__REQUEST__. Answer with a single number, the count of lines holding the word "JSON".

>> Start

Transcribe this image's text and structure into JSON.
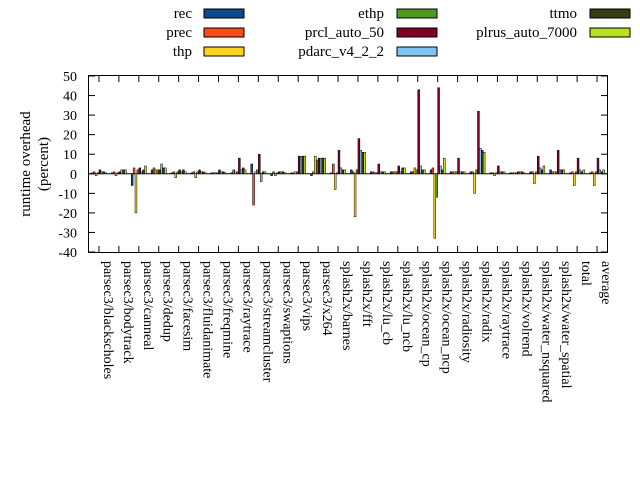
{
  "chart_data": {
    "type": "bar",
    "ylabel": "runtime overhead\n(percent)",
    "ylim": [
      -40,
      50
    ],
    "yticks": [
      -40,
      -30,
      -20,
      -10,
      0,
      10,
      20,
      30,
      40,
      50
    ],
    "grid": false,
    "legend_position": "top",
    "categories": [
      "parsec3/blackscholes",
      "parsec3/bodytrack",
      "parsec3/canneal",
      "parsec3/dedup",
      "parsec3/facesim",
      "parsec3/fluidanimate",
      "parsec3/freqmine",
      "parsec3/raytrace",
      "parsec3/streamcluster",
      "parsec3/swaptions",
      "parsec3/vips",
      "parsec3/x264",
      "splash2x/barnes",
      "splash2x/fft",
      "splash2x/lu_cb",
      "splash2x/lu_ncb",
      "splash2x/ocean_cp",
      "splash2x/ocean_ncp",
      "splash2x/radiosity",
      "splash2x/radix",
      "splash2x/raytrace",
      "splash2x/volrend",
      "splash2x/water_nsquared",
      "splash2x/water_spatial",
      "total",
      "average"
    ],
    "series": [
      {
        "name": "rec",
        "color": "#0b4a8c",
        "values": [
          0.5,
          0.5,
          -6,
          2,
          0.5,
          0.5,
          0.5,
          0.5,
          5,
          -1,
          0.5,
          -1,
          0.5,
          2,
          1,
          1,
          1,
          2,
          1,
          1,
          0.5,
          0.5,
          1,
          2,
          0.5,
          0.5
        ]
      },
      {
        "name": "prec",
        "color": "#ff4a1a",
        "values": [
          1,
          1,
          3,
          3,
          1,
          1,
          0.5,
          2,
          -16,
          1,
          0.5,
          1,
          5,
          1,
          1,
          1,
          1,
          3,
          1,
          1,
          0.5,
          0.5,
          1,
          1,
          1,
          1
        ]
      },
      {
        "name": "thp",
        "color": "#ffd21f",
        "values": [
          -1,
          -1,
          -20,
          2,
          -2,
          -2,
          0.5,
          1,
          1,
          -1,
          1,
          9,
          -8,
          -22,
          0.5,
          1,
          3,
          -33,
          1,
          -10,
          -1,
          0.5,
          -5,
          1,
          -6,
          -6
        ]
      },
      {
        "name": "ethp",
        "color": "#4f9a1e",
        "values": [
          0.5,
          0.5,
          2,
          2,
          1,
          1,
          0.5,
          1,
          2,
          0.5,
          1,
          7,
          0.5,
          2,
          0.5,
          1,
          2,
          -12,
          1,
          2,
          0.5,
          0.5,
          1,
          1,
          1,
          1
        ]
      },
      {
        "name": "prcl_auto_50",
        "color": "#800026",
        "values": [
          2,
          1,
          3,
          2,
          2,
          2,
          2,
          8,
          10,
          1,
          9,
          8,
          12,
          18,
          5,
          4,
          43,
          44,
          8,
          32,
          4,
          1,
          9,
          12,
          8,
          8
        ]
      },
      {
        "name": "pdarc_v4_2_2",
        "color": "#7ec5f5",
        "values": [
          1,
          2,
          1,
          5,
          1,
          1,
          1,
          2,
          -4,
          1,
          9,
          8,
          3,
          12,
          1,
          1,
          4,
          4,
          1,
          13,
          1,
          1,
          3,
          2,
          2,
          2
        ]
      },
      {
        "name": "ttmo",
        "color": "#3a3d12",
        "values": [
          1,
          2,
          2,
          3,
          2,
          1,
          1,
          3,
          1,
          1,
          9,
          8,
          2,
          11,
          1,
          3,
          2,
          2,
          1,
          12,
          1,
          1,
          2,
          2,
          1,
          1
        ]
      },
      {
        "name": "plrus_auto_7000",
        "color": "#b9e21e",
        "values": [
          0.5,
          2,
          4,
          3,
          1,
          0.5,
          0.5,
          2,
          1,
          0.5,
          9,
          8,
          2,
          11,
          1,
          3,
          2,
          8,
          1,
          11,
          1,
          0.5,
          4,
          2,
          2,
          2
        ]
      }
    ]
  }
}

>> End
>> Start

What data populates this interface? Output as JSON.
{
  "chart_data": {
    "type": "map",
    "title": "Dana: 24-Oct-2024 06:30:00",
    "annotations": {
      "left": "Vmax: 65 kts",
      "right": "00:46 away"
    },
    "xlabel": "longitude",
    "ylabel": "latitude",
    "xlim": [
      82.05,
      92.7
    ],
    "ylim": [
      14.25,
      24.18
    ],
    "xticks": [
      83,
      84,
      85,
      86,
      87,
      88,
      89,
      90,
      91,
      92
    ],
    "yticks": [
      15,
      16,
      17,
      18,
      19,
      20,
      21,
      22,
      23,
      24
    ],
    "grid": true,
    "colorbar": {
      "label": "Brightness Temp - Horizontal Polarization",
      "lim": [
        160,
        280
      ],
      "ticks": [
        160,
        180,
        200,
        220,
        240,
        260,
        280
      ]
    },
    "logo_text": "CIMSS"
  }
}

>> End

__THE OUTPUT__. 2